Written task →
From the entries below, copy every line holding the word "true".

Data items →
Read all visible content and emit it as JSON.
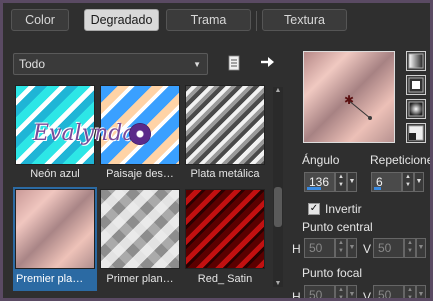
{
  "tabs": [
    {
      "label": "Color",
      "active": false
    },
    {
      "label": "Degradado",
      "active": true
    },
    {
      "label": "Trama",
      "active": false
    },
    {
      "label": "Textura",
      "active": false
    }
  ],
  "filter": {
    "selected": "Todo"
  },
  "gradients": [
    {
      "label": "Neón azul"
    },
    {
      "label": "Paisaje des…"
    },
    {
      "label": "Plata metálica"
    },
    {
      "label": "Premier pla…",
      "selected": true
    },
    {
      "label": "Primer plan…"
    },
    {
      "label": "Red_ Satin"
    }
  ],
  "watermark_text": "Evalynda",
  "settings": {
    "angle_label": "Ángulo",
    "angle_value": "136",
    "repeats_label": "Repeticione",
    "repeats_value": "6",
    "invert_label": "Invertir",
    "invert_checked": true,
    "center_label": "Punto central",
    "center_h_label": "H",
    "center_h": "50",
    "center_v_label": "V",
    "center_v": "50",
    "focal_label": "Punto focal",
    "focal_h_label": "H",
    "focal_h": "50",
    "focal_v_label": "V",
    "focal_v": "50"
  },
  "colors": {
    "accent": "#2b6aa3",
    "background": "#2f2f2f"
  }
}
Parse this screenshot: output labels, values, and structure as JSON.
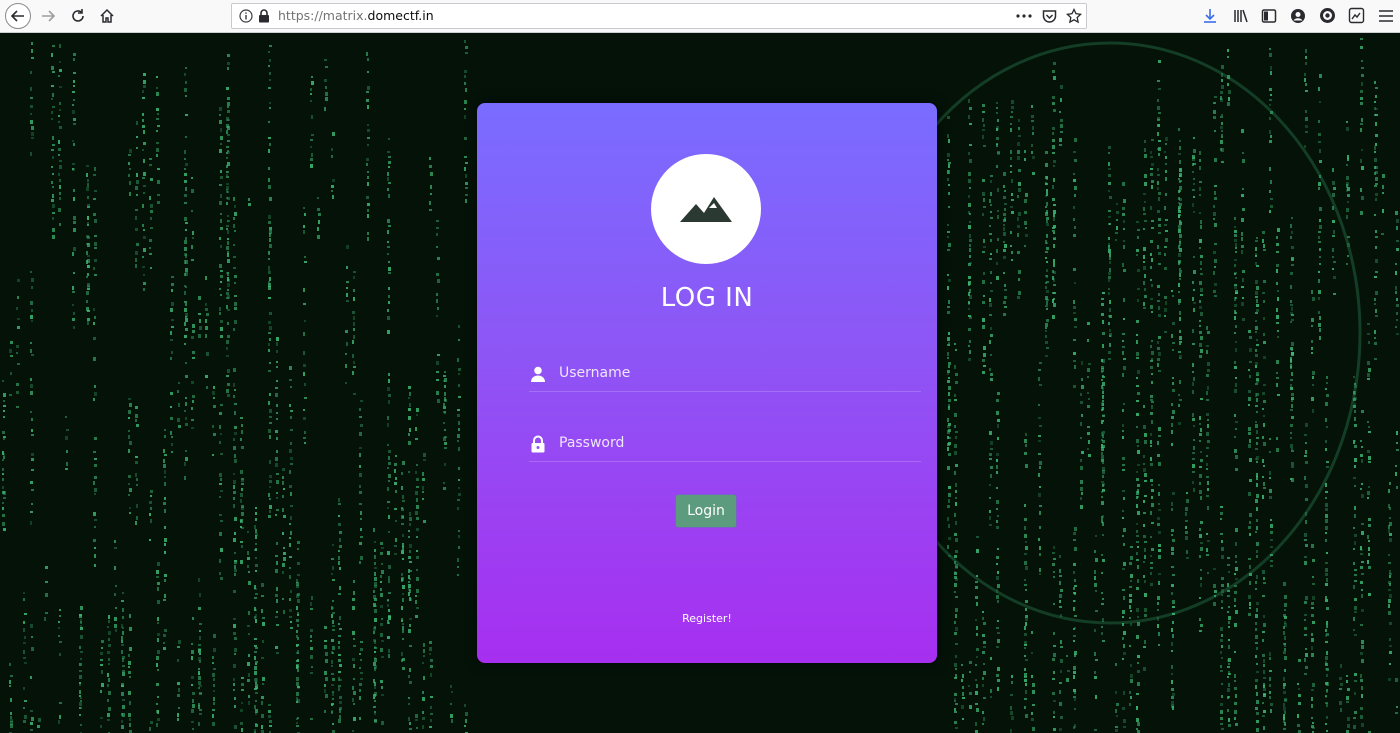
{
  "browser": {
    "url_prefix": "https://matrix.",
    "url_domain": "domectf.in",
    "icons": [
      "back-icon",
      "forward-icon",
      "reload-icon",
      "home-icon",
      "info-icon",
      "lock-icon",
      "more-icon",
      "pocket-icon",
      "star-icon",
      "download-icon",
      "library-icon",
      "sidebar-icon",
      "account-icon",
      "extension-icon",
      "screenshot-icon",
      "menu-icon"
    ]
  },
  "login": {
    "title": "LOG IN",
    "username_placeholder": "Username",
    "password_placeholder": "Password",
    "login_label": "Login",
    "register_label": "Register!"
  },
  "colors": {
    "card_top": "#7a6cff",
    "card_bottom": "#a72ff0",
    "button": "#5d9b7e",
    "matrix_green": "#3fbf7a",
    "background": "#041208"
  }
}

---

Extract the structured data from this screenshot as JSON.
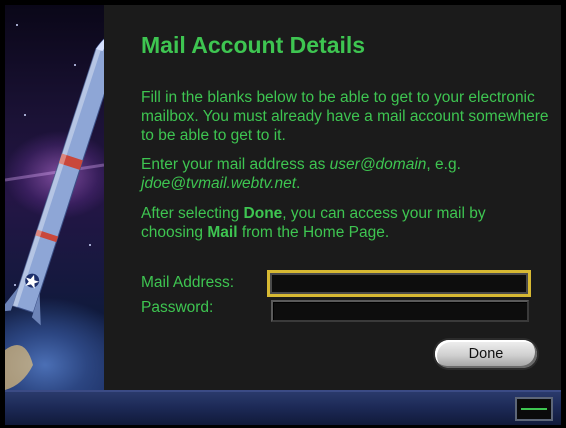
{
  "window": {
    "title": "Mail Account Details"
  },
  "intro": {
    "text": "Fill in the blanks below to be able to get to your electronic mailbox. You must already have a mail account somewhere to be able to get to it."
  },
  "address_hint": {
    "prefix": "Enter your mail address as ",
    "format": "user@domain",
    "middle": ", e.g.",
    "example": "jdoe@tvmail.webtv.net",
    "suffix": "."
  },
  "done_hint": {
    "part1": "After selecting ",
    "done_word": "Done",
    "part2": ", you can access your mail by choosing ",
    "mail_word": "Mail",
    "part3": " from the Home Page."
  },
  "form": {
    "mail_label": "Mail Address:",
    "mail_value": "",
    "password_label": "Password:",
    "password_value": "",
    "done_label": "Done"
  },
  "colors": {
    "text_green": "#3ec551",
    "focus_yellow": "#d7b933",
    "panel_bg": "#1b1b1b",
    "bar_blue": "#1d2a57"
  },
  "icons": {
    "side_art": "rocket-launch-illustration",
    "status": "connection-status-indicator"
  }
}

Solution →
      "active": true
      "selected": true
    "invert_checked": true,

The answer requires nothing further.